==== Data to process

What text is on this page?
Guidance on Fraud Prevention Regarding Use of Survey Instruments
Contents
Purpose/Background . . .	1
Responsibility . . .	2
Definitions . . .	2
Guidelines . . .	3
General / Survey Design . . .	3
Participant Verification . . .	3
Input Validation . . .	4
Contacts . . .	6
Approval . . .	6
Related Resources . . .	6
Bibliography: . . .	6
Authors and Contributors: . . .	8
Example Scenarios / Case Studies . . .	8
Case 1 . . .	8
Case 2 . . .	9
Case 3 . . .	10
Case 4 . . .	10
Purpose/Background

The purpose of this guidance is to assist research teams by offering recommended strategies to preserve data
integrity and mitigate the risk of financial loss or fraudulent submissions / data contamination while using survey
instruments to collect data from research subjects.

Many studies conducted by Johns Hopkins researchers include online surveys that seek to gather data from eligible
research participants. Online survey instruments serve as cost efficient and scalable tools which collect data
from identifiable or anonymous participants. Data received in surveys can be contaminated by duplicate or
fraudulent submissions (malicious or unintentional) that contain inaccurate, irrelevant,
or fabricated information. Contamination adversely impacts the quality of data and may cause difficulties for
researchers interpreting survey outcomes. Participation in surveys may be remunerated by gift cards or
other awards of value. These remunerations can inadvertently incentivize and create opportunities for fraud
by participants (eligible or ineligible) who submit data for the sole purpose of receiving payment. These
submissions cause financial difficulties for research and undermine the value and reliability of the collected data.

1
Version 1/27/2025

========

Set exercise ::
Print the records once more, exactly as they were given.

Written solution ::
What text is on this page?
Guidance on Fraud Prevention Regarding Use of Survey Instruments
Contents
Purpose/Background . . .	1
Responsibility . . .	2
Definitions . . .	2
Guidelines . . .	3
General / Survey Design . . .	3
Participant Verification . . .	3
Input Validation . . .	4
Contacts . . .	6
Approval . . .	6
Related Resources . . .	6
Bibliography: . . .	6
Authors and Contributors: . . .	8
Example Scenarios / Case Studies . . .	8
Case 1 . . .	8
Case 2 . . .	9
Case 3 . . .	10
Case 4 . . .	10
Purpose/Background

The purpose of this guidance is to assist research teams by offering recommended strategies to preserve data
integrity and mitigate the risk of financial loss or fraudulent submissions / data contamination while using survey
instruments to collect data from research subjects.

Many studies conducted by Johns Hopkins researchers include online surveys that seek to gather data from eligible
research participants. Online survey instruments serve as cost efficient and scalable tools which collect data
from identifiable or anonymous participants. Data received in surveys can be contaminated by duplicate or
fraudulent submissions (malicious or unintentional) that contain inaccurate, irrelevant,
or fabricated information. Contamination adversely impacts the quality of data and may cause difficulties for
researchers interpreting survey outcomes. Participation in surveys may be remunerated by gift cards or
other awards of value. These remunerations can inadvertently incentivize and create opportunities for fraud
by participants (eligible or ineligible) who submit data for the sole purpose of receiving payment. These
submissions cause financial difficulties for research and undermine the value and reliability of the collected data.

1
Version 1/27/2025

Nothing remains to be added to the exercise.